[GOAL OF THE EXERCISE]: Images are excluded; otherwise, output every record exactly.

--- Start of THE DATA ---

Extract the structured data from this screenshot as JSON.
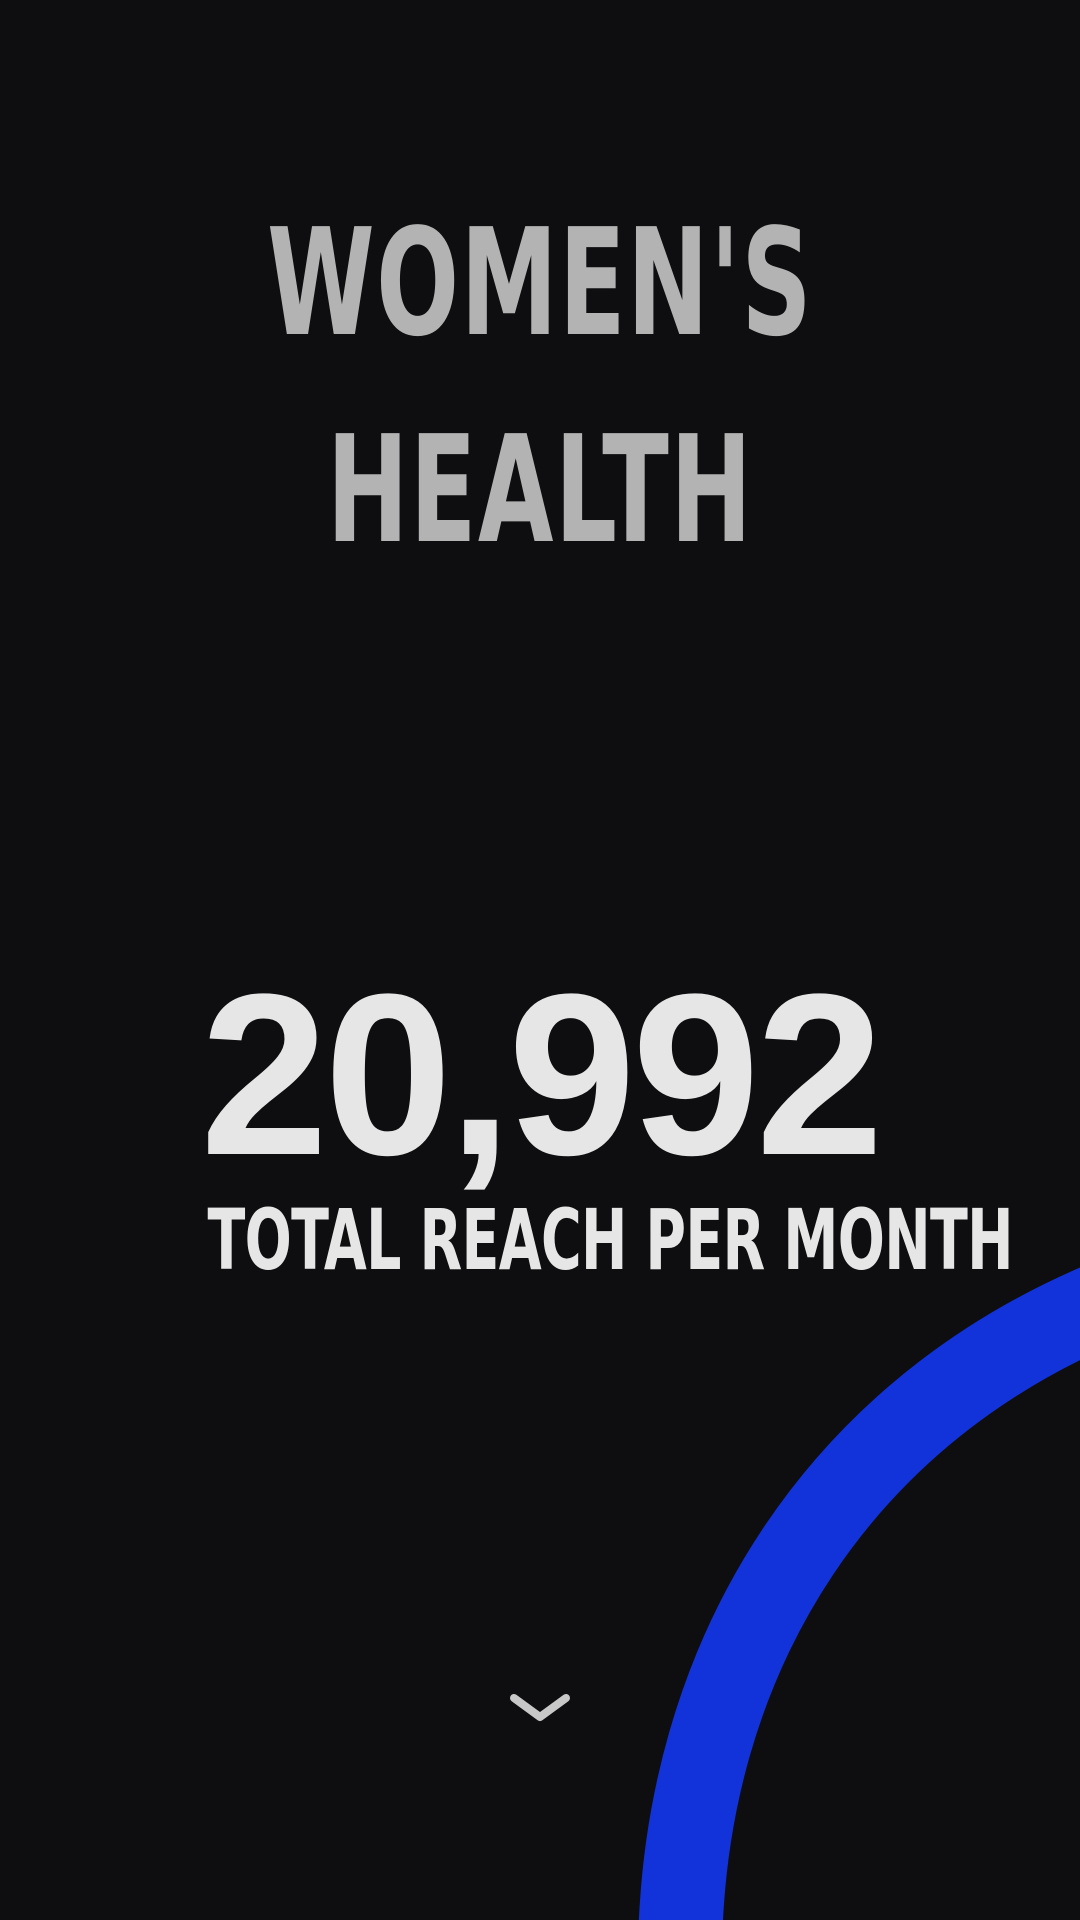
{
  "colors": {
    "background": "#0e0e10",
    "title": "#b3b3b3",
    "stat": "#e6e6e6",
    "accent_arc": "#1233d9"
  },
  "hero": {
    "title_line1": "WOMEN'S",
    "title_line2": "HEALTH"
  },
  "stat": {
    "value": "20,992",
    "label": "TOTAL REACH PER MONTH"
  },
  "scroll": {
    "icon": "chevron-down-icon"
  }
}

--- End of THE DATA ---

[COMPLETE ANSWER]:
Extract the structured data from this screenshot as JSON.
{
  "colors": {
    "background": "#0e0e10",
    "title": "#b3b3b3",
    "stat": "#e6e6e6",
    "accent_arc": "#1233d9"
  },
  "hero": {
    "title_line1": "WOMEN'S",
    "title_line2": "HEALTH"
  },
  "stat": {
    "value": "20,992",
    "label": "TOTAL REACH PER MONTH"
  },
  "scroll": {
    "icon": "chevron-down-icon"
  }
}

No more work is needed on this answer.